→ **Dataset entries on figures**
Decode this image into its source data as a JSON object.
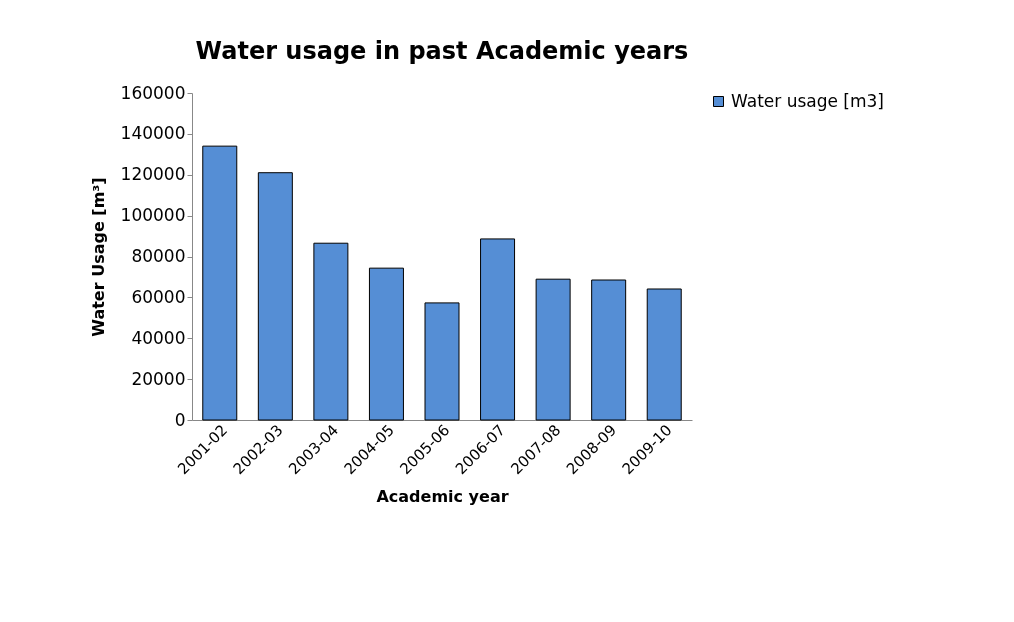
{
  "chart_data": {
    "type": "bar",
    "title": "Water usage in past Academic years",
    "xlabel": "Academic year",
    "ylabel": "Water Usage [m³]",
    "categories": [
      "2001-02",
      "2002-03",
      "2003-04",
      "2004-05",
      "2005-06",
      "2006-07",
      "2007-08",
      "2008-09",
      "2009-10"
    ],
    "series": [
      {
        "name": "Water usage [m3]",
        "color": "#558ed5",
        "values": [
          134000,
          121000,
          86500,
          74300,
          57300,
          88600,
          68900,
          68500,
          64100
        ]
      }
    ],
    "ylim": [
      0,
      160000
    ],
    "yticks": [
      0,
      20000,
      40000,
      60000,
      80000,
      100000,
      120000,
      140000,
      160000
    ],
    "grid": false,
    "legend": "right"
  }
}
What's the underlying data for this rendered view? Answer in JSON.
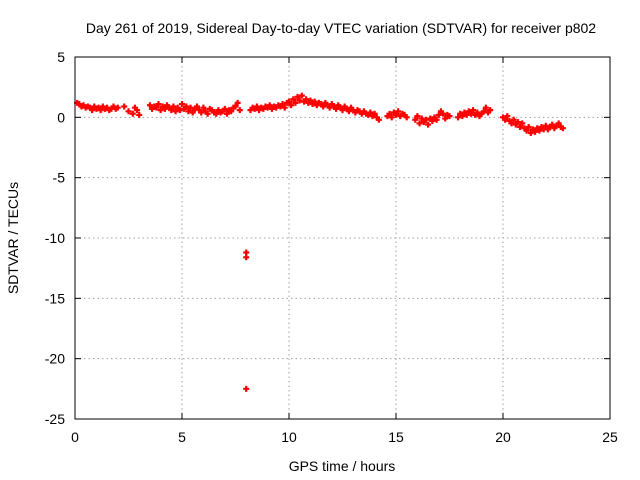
{
  "chart_data": {
    "type": "scatter",
    "title": "Day 261 of 2019, Sidereal Day-to-day VTEC variation (SDTVAR) for receiver p802",
    "xlabel": "GPS time / hours",
    "ylabel": "SDTVAR / TECUs",
    "xlim": [
      0,
      25
    ],
    "ylim": [
      -25,
      5
    ],
    "xticks": [
      0,
      5,
      10,
      15,
      20,
      25
    ],
    "yticks": [
      5,
      0,
      -5,
      -10,
      -15,
      -20,
      -25
    ],
    "grid": true,
    "marker": "plus",
    "series_color": "#ff0000",
    "series": [
      {
        "name": "SDTVAR",
        "x": [
          0.1,
          0.2,
          0.3,
          0.4,
          0.5,
          0.6,
          0.7,
          0.8,
          0.9,
          1.0,
          1.1,
          1.2,
          1.3,
          1.4,
          1.5,
          1.6,
          1.7,
          1.8,
          1.9,
          2.0,
          2.3,
          2.5,
          2.7,
          2.8,
          2.9,
          3.0,
          3.5,
          3.6,
          3.7,
          3.8,
          3.9,
          4.0,
          4.1,
          4.2,
          4.3,
          4.4,
          4.5,
          4.6,
          4.7,
          4.8,
          4.9,
          5.0,
          5.1,
          5.2,
          5.3,
          5.4,
          5.5,
          5.6,
          5.7,
          5.8,
          5.9,
          6.0,
          6.1,
          6.2,
          6.3,
          6.4,
          6.5,
          6.6,
          6.7,
          6.8,
          6.9,
          7.0,
          7.1,
          7.2,
          7.3,
          7.4,
          7.5,
          7.6,
          7.7,
          8.2,
          8.3,
          8.4,
          8.5,
          8.6,
          8.7,
          8.8,
          8.9,
          9.0,
          9.1,
          9.2,
          9.3,
          9.4,
          9.5,
          9.6,
          9.7,
          9.8,
          9.9,
          10.0,
          10.1,
          10.2,
          10.3,
          10.4,
          10.5,
          10.6,
          10.7,
          10.8,
          10.9,
          11.0,
          11.1,
          11.2,
          11.3,
          11.4,
          11.5,
          11.6,
          11.7,
          11.8,
          11.9,
          12.0,
          12.1,
          12.2,
          12.3,
          12.4,
          12.5,
          12.6,
          12.7,
          12.8,
          12.9,
          13.0,
          13.1,
          13.2,
          13.3,
          13.4,
          13.5,
          13.6,
          13.7,
          13.8,
          13.9,
          14.0,
          14.1,
          14.2,
          14.6,
          14.7,
          14.8,
          14.9,
          15.0,
          15.1,
          15.2,
          15.3,
          15.4,
          15.5,
          15.9,
          16.0,
          16.1,
          16.2,
          16.3,
          16.4,
          16.5,
          16.6,
          16.7,
          16.8,
          16.9,
          17.0,
          17.1,
          17.2,
          17.3,
          17.4,
          17.5,
          17.9,
          18.0,
          18.1,
          18.2,
          18.3,
          18.4,
          18.5,
          18.6,
          18.7,
          18.8,
          18.9,
          19.0,
          19.1,
          19.2,
          19.3,
          19.4,
          20.0,
          20.1,
          20.2,
          20.3,
          20.4,
          20.5,
          20.6,
          20.7,
          20.8,
          20.9,
          21.0,
          21.1,
          21.2,
          21.3,
          21.4,
          21.5,
          21.6,
          21.7,
          21.8,
          21.9,
          22.0,
          22.1,
          22.2,
          22.3,
          22.4,
          22.5,
          22.6,
          22.7,
          22.8,
          8.0,
          8.0,
          8.0
        ],
        "y": [
          1.2,
          1.1,
          0.9,
          1.0,
          0.8,
          0.9,
          0.8,
          0.6,
          0.9,
          0.7,
          0.8,
          0.6,
          0.9,
          0.7,
          0.8,
          0.6,
          0.7,
          0.9,
          0.7,
          0.8,
          0.9,
          0.5,
          0.3,
          0.8,
          0.6,
          0.2,
          1.0,
          0.7,
          0.9,
          0.8,
          1.1,
          0.6,
          0.9,
          0.7,
          1.0,
          0.8,
          0.6,
          0.9,
          0.5,
          0.8,
          0.6,
          1.1,
          0.7,
          0.9,
          0.5,
          0.8,
          0.4,
          0.7,
          0.9,
          0.6,
          0.4,
          0.8,
          0.5,
          0.3,
          0.7,
          0.6,
          0.4,
          0.3,
          0.6,
          0.4,
          0.5,
          0.7,
          0.3,
          0.6,
          0.5,
          0.8,
          0.9,
          1.2,
          0.6,
          0.6,
          0.8,
          0.7,
          0.9,
          0.6,
          0.8,
          0.7,
          0.9,
          0.8,
          1.0,
          0.7,
          0.9,
          0.8,
          1.0,
          0.9,
          1.1,
          0.8,
          1.2,
          1.3,
          1.0,
          1.5,
          1.2,
          1.7,
          1.4,
          1.8,
          1.3,
          1.5,
          1.2,
          1.4,
          1.1,
          1.3,
          1.0,
          1.2,
          1.1,
          0.9,
          1.2,
          1.0,
          0.8,
          1.1,
          0.9,
          0.7,
          1.0,
          0.8,
          0.6,
          0.9,
          0.7,
          0.5,
          0.8,
          0.6,
          0.4,
          0.6,
          0.5,
          0.3,
          0.5,
          0.3,
          0.2,
          0.4,
          0.1,
          0.3,
          0.0,
          -0.2,
          0.1,
          0.3,
          0.0,
          0.4,
          0.2,
          0.5,
          0.1,
          0.3,
          0.2,
          0.0,
          -0.2,
          0.1,
          -0.5,
          -0.1,
          -0.4,
          -0.2,
          -0.6,
          -0.1,
          -0.3,
          0.0,
          -0.2,
          0.2,
          0.5,
          0.3,
          -0.1,
          0.2,
          0.1,
          0.0,
          0.3,
          0.1,
          0.4,
          0.2,
          0.5,
          0.3,
          0.6,
          0.2,
          0.4,
          0.1,
          0.3,
          0.5,
          0.8,
          0.4,
          0.6,
          0.0,
          -0.2,
          0.1,
          -0.3,
          -0.5,
          -0.2,
          -0.6,
          -0.4,
          -0.8,
          -0.5,
          -0.9,
          -1.1,
          -0.8,
          -1.3,
          -1.0,
          -1.2,
          -0.9,
          -1.1,
          -0.8,
          -1.0,
          -0.7,
          -1.0,
          -0.8,
          -0.6,
          -0.9,
          -0.7,
          -0.5,
          -0.8,
          -0.9,
          -11.2,
          -11.6,
          -22.5
        ]
      }
    ]
  }
}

→ **PROBLEM**
Where a line above contains the string "Water", copy that line.

→ **RESPONSE TO THIS EXERCISE**
    "title": "Water usage in past Academic years",
    "ylabel": "Water Usage [m³]",
        "name": "Water usage [m3]",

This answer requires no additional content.